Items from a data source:

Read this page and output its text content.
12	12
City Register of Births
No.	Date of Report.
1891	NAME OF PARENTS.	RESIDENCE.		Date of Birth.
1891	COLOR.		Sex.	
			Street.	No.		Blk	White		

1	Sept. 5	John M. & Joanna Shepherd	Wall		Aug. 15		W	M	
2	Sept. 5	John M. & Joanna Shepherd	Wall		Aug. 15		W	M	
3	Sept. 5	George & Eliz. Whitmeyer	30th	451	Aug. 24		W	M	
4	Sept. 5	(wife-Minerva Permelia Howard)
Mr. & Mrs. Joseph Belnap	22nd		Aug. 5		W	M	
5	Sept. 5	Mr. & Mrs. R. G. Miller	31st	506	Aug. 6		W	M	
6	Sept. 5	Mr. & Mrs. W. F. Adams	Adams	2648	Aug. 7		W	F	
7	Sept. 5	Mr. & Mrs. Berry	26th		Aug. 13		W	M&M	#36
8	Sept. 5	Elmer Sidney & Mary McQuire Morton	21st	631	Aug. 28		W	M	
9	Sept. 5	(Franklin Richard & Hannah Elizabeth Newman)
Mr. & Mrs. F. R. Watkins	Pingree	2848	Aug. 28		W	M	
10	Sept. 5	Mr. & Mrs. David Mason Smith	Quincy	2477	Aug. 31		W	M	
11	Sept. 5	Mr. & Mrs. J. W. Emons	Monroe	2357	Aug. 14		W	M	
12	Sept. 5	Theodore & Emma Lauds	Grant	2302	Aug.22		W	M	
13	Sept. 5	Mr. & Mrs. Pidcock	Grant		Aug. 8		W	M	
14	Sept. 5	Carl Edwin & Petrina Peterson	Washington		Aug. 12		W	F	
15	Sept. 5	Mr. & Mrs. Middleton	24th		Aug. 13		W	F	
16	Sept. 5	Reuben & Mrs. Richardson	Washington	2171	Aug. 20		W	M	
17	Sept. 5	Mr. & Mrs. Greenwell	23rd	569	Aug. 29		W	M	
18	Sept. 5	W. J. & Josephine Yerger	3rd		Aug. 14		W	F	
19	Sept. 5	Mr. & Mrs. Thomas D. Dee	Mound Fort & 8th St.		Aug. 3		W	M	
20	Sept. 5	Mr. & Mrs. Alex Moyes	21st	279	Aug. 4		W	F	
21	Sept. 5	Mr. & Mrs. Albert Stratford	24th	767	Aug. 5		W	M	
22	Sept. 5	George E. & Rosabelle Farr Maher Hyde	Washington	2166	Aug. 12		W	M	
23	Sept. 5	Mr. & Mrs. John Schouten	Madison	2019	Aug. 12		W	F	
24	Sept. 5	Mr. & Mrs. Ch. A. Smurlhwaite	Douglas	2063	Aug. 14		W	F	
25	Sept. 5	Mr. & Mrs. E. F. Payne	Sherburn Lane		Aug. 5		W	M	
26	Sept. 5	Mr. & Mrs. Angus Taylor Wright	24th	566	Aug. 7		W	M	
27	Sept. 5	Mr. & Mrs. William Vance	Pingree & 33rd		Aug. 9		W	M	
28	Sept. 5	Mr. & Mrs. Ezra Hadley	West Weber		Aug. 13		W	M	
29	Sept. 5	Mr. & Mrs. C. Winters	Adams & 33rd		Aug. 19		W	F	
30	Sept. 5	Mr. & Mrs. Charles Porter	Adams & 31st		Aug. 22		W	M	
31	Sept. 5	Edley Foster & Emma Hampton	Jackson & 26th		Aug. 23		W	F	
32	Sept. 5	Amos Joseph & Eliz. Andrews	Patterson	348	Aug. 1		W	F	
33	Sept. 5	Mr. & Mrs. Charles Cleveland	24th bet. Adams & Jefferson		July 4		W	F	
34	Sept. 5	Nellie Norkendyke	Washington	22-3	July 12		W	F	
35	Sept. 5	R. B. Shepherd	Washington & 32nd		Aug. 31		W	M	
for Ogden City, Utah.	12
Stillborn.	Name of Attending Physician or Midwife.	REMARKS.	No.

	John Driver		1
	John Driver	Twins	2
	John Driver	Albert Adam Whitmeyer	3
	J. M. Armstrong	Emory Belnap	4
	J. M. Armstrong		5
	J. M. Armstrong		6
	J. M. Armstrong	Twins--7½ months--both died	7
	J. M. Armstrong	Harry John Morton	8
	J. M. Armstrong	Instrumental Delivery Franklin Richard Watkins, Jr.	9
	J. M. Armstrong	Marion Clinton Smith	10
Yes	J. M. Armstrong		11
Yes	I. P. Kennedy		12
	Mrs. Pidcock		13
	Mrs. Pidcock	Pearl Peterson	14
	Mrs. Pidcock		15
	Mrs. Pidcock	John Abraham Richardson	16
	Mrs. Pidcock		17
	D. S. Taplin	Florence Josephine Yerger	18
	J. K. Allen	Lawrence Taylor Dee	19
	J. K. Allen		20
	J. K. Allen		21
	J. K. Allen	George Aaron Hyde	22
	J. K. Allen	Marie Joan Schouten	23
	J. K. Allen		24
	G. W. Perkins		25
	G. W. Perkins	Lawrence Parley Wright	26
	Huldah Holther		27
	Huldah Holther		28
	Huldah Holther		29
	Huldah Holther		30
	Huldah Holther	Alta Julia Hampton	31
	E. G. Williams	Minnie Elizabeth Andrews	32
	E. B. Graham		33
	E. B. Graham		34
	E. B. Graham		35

> **THE REQUEST**: Pick out each line in the material containing "Andrews".

> **EXERCISE RESPONSE**:
32	Sept. 5	Amos Joseph & Eliz. Andrews	Patterson	348	Aug. 1		W	F	
	E. G. Williams	Minnie Elizabeth Andrews	32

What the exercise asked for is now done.